>> Begin
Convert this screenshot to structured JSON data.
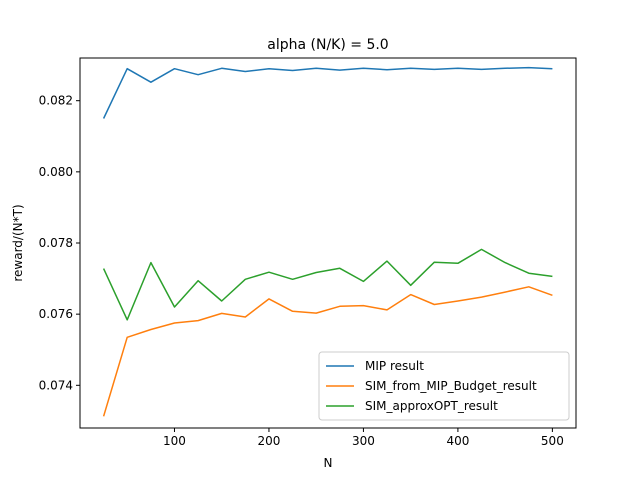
{
  "chart_data": {
    "type": "line",
    "title": "alpha (N/K) = 5.0",
    "xlabel": "N",
    "ylabel": "reward/(N*T)",
    "xlim": [
      0,
      525
    ],
    "ylim": [
      0.0728,
      0.0832
    ],
    "xticks": [
      100,
      200,
      300,
      400,
      500
    ],
    "yticks": [
      0.074,
      0.076,
      0.078,
      0.08,
      0.082
    ],
    "ytick_labels": [
      "0.074",
      "0.076",
      "0.078",
      "0.080",
      "0.082"
    ],
    "grid": false,
    "legend_position": "lower-right",
    "x": [
      25,
      50,
      75,
      100,
      125,
      150,
      175,
      200,
      225,
      250,
      275,
      300,
      325,
      350,
      375,
      400,
      425,
      450,
      475,
      500
    ],
    "series": [
      {
        "name": "MIP result",
        "color": "#1f77b4",
        "values": [
          0.0815,
          0.0829,
          0.08252,
          0.0829,
          0.08273,
          0.08291,
          0.08282,
          0.0829,
          0.08285,
          0.08291,
          0.08286,
          0.08291,
          0.08287,
          0.08291,
          0.08288,
          0.08291,
          0.08288,
          0.08291,
          0.08293,
          0.0829
        ]
      },
      {
        "name": "SIM_from_MIP_Budget_result",
        "color": "#ff7f0e",
        "values": [
          0.07313,
          0.07535,
          0.07557,
          0.07575,
          0.07582,
          0.07602,
          0.07592,
          0.07643,
          0.07608,
          0.07603,
          0.07622,
          0.07624,
          0.07612,
          0.07655,
          0.07627,
          0.07637,
          0.07648,
          0.07662,
          0.07677,
          0.07653
        ]
      },
      {
        "name": "SIM_approxOPT_result",
        "color": "#2ca02c",
        "values": [
          0.07728,
          0.07584,
          0.07745,
          0.0762,
          0.07694,
          0.07637,
          0.07698,
          0.07718,
          0.07698,
          0.07717,
          0.07729,
          0.07692,
          0.07749,
          0.07681,
          0.07746,
          0.07743,
          0.07782,
          0.07745,
          0.07715,
          0.07706
        ]
      }
    ]
  }
}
>> End
§ Stated problem
All of the material above needs to be restated exactly, with no pictures.

§ Response
Convert this screenshot to structured JSON data.
{
  "chart_data": {
    "type": "line",
    "title": "alpha (N/K) = 5.0",
    "xlabel": "N",
    "ylabel": "reward/(N*T)",
    "xlim": [
      0,
      525
    ],
    "ylim": [
      0.0728,
      0.0832
    ],
    "xticks": [
      100,
      200,
      300,
      400,
      500
    ],
    "yticks": [
      0.074,
      0.076,
      0.078,
      0.08,
      0.082
    ],
    "ytick_labels": [
      "0.074",
      "0.076",
      "0.078",
      "0.080",
      "0.082"
    ],
    "grid": false,
    "legend_position": "lower-right",
    "x": [
      25,
      50,
      75,
      100,
      125,
      150,
      175,
      200,
      225,
      250,
      275,
      300,
      325,
      350,
      375,
      400,
      425,
      450,
      475,
      500
    ],
    "series": [
      {
        "name": "MIP result",
        "color": "#1f77b4",
        "values": [
          0.0815,
          0.0829,
          0.08252,
          0.0829,
          0.08273,
          0.08291,
          0.08282,
          0.0829,
          0.08285,
          0.08291,
          0.08286,
          0.08291,
          0.08287,
          0.08291,
          0.08288,
          0.08291,
          0.08288,
          0.08291,
          0.08293,
          0.0829
        ]
      },
      {
        "name": "SIM_from_MIP_Budget_result",
        "color": "#ff7f0e",
        "values": [
          0.07313,
          0.07535,
          0.07557,
          0.07575,
          0.07582,
          0.07602,
          0.07592,
          0.07643,
          0.07608,
          0.07603,
          0.07622,
          0.07624,
          0.07612,
          0.07655,
          0.07627,
          0.07637,
          0.07648,
          0.07662,
          0.07677,
          0.07653
        ]
      },
      {
        "name": "SIM_approxOPT_result",
        "color": "#2ca02c",
        "values": [
          0.07728,
          0.07584,
          0.07745,
          0.0762,
          0.07694,
          0.07637,
          0.07698,
          0.07718,
          0.07698,
          0.07717,
          0.07729,
          0.07692,
          0.07749,
          0.07681,
          0.07746,
          0.07743,
          0.07782,
          0.07745,
          0.07715,
          0.07706
        ]
      }
    ]
  }
}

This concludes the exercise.